## Start Raw records
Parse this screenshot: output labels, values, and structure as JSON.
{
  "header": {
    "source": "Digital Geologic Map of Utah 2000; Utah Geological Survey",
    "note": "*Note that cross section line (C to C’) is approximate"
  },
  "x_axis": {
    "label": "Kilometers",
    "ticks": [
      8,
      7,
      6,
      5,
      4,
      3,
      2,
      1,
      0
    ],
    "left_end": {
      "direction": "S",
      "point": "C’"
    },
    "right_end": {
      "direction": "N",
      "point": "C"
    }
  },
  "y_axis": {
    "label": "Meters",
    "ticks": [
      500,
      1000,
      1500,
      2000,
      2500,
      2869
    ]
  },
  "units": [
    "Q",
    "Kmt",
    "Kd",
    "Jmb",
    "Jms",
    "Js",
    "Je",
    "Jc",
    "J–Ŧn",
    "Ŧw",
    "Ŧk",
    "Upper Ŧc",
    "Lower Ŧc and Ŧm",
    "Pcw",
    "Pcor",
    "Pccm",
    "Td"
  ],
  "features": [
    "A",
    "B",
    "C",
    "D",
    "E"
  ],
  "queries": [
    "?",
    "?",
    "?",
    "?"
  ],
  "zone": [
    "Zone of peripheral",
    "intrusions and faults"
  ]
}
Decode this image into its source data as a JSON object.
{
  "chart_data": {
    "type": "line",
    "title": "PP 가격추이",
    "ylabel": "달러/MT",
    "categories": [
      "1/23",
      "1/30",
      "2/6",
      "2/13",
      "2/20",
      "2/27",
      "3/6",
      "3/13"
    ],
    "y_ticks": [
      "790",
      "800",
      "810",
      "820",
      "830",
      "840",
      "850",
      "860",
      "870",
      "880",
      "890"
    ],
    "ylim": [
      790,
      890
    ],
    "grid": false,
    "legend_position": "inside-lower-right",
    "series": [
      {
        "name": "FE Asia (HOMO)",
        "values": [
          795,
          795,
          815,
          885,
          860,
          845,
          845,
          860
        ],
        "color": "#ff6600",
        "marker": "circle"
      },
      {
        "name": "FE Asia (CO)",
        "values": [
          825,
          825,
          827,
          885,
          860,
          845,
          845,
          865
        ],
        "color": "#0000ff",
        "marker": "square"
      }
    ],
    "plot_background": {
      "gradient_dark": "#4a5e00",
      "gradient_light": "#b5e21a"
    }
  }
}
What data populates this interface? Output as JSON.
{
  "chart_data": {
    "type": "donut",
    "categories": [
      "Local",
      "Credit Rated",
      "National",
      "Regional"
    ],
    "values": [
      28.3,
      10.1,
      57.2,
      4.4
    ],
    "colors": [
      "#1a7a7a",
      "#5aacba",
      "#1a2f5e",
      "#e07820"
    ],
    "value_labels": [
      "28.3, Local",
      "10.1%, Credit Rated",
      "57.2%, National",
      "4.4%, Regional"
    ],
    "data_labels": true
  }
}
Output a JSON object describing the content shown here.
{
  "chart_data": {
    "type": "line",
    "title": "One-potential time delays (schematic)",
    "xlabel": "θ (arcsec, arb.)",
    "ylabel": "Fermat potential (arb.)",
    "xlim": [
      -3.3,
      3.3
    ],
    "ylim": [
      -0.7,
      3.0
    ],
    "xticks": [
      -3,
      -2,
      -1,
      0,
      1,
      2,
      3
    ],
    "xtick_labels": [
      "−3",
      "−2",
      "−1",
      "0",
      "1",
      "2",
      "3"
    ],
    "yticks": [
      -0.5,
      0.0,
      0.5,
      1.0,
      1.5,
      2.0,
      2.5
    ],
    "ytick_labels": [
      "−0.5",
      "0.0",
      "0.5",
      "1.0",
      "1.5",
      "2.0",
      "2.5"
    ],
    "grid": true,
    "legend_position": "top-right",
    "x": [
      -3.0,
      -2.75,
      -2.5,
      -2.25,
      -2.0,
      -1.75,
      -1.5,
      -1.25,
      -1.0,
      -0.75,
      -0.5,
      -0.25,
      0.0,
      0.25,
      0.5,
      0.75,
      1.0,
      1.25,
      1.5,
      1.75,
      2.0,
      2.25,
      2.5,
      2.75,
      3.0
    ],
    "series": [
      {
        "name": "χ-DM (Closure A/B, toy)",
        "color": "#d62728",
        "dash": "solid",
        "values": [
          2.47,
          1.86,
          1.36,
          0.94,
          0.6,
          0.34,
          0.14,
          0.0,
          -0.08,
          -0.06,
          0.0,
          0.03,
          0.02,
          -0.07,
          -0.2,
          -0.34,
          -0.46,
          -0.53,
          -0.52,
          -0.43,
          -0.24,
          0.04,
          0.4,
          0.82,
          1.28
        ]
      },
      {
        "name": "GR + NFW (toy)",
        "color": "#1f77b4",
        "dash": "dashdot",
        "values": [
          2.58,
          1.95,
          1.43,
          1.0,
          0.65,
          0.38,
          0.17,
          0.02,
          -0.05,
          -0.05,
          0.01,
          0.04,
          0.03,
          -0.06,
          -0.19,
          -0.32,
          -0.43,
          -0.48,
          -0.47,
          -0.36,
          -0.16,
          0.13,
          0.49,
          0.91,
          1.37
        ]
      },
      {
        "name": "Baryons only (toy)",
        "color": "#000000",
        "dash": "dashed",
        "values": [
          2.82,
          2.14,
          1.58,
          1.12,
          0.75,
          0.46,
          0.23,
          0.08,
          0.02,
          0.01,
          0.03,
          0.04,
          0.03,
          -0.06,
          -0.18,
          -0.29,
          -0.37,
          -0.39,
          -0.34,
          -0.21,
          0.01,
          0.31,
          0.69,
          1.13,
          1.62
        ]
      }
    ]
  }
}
## End Raw records
• [The problem]: Retype the records in full. Keep every line identical to the original.

• [Reply]:
Parse this screenshot: output labels, values, and structure as JSON.
{
  "header": {
    "source": "Digital Geologic Map of Utah 2000; Utah Geological Survey",
    "note": "*Note that cross section line (C to C’) is approximate"
  },
  "x_axis": {
    "label": "Kilometers",
    "ticks": [
      8,
      7,
      6,
      5,
      4,
      3,
      2,
      1,
      0
    ],
    "left_end": {
      "direction": "S",
      "point": "C’"
    },
    "right_end": {
      "direction": "N",
      "point": "C"
    }
  },
  "y_axis": {
    "label": "Meters",
    "ticks": [
      500,
      1000,
      1500,
      2000,
      2500,
      2869
    ]
  },
  "units": [
    "Q",
    "Kmt",
    "Kd",
    "Jmb",
    "Jms",
    "Js",
    "Je",
    "Jc",
    "J–Ŧn",
    "Ŧw",
    "Ŧk",
    "Upper Ŧc",
    "Lower Ŧc and Ŧm",
    "Pcw",
    "Pcor",
    "Pccm",
    "Td"
  ],
  "features": [
    "A",
    "B",
    "C",
    "D",
    "E"
  ],
  "queries": [
    "?",
    "?",
    "?",
    "?"
  ],
  "zone": [
    "Zone of peripheral",
    "intrusions and faults"
  ]
}
Decode this image into its source data as a JSON object.
{
  "chart_data": {
    "type": "line",
    "title": "PP 가격추이",
    "ylabel": "달러/MT",
    "categories": [
      "1/23",
      "1/30",
      "2/6",
      "2/13",
      "2/20",
      "2/27",
      "3/6",
      "3/13"
    ],
    "y_ticks": [
      "790",
      "800",
      "810",
      "820",
      "830",
      "840",
      "850",
      "860",
      "870",
      "880",
      "890"
    ],
    "ylim": [
      790,
      890
    ],
    "grid": false,
    "legend_position": "inside-lower-right",
    "series": [
      {
        "name": "FE Asia (HOMO)",
        "values": [
          795,
          795,
          815,
          885,
          860,
          845,
          845,
          860
        ],
        "color": "#ff6600",
        "marker": "circle"
      },
      {
        "name": "FE Asia (CO)",
        "values": [
          825,
          825,
          827,
          885,
          860,
          845,
          845,
          865
        ],
        "color": "#0000ff",
        "marker": "square"
      }
    ],
    "plot_background": {
      "gradient_dark": "#4a5e00",
      "gradient_light": "#b5e21a"
    }
  }
}
What data populates this interface? Output as JSON.
{
  "chart_data": {
    "type": "donut",
    "categories": [
      "Local",
      "Credit Rated",
      "National",
      "Regional"
    ],
    "values": [
      28.3,
      10.1,
      57.2,
      4.4
    ],
    "colors": [
      "#1a7a7a",
      "#5aacba",
      "#1a2f5e",
      "#e07820"
    ],
    "value_labels": [
      "28.3, Local",
      "10.1%, Credit Rated",
      "57.2%, National",
      "4.4%, Regional"
    ],
    "data_labels": true
  }
}
Output a JSON object describing the content shown here.
{
  "chart_data": {
    "type": "line",
    "title": "One-potential time delays (schematic)",
    "xlabel": "θ (arcsec, arb.)",
    "ylabel": "Fermat potential (arb.)",
    "xlim": [
      -3.3,
      3.3
    ],
    "ylim": [
      -0.7,
      3.0
    ],
    "xticks": [
      -3,
      -2,
      -1,
      0,
      1,
      2,
      3
    ],
    "xtick_labels": [
      "−3",
      "−2",
      "−1",
      "0",
      "1",
      "2",
      "3"
    ],
    "yticks": [
      -0.5,
      0.0,
      0.5,
      1.0,
      1.5,
      2.0,
      2.5
    ],
    "ytick_labels": [
      "−0.5",
      "0.0",
      "0.5",
      "1.0",
      "1.5",
      "2.0",
      "2.5"
    ],
    "grid": true,
    "legend_position": "top-right",
    "x": [
      -3.0,
      -2.75,
      -2.5,
      -2.25,
      -2.0,
      -1.75,
      -1.5,
      -1.25,
      -1.0,
      -0.75,
      -0.5,
      -0.25,
      0.0,
      0.25,
      0.5,
      0.75,
      1.0,
      1.25,
      1.5,
      1.75,
      2.0,
      2.25,
      2.5,
      2.75,
      3.0
    ],
    "series": [
      {
        "name": "χ-DM (Closure A/B, toy)",
        "color": "#d62728",
        "dash": "solid",
        "values": [
          2.47,
          1.86,
          1.36,
          0.94,
          0.6,
          0.34,
          0.14,
          0.0,
          -0.08,
          -0.06,
          0.0,
          0.03,
          0.02,
          -0.07,
          -0.2,
          -0.34,
          -0.46,
          -0.53,
          -0.52,
          -0.43,
          -0.24,
          0.04,
          0.4,
          0.82,
          1.28
        ]
      },
      {
        "name": "GR + NFW (toy)",
        "color": "#1f77b4",
        "dash": "dashdot",
        "values": [
          2.58,
          1.95,
          1.43,
          1.0,
          0.65,
          0.38,
          0.17,
          0.02,
          -0.05,
          -0.05,
          0.01,
          0.04,
          0.03,
          -0.06,
          -0.19,
          -0.32,
          -0.43,
          -0.48,
          -0.47,
          -0.36,
          -0.16,
          0.13,
          0.49,
          0.91,
          1.37
        ]
      },
      {
        "name": "Baryons only (toy)",
        "color": "#000000",
        "dash": "dashed",
        "values": [
          2.82,
          2.14,
          1.58,
          1.12,
          0.75,
          0.46,
          0.23,
          0.08,
          0.02,
          0.01,
          0.03,
          0.04,
          0.03,
          -0.06,
          -0.18,
          -0.29,
          -0.37,
          -0.39,
          -0.34,
          -0.21,
          0.01,
          0.31,
          0.69,
          1.13,
          1.62
        ]
      }
    ]
  }
}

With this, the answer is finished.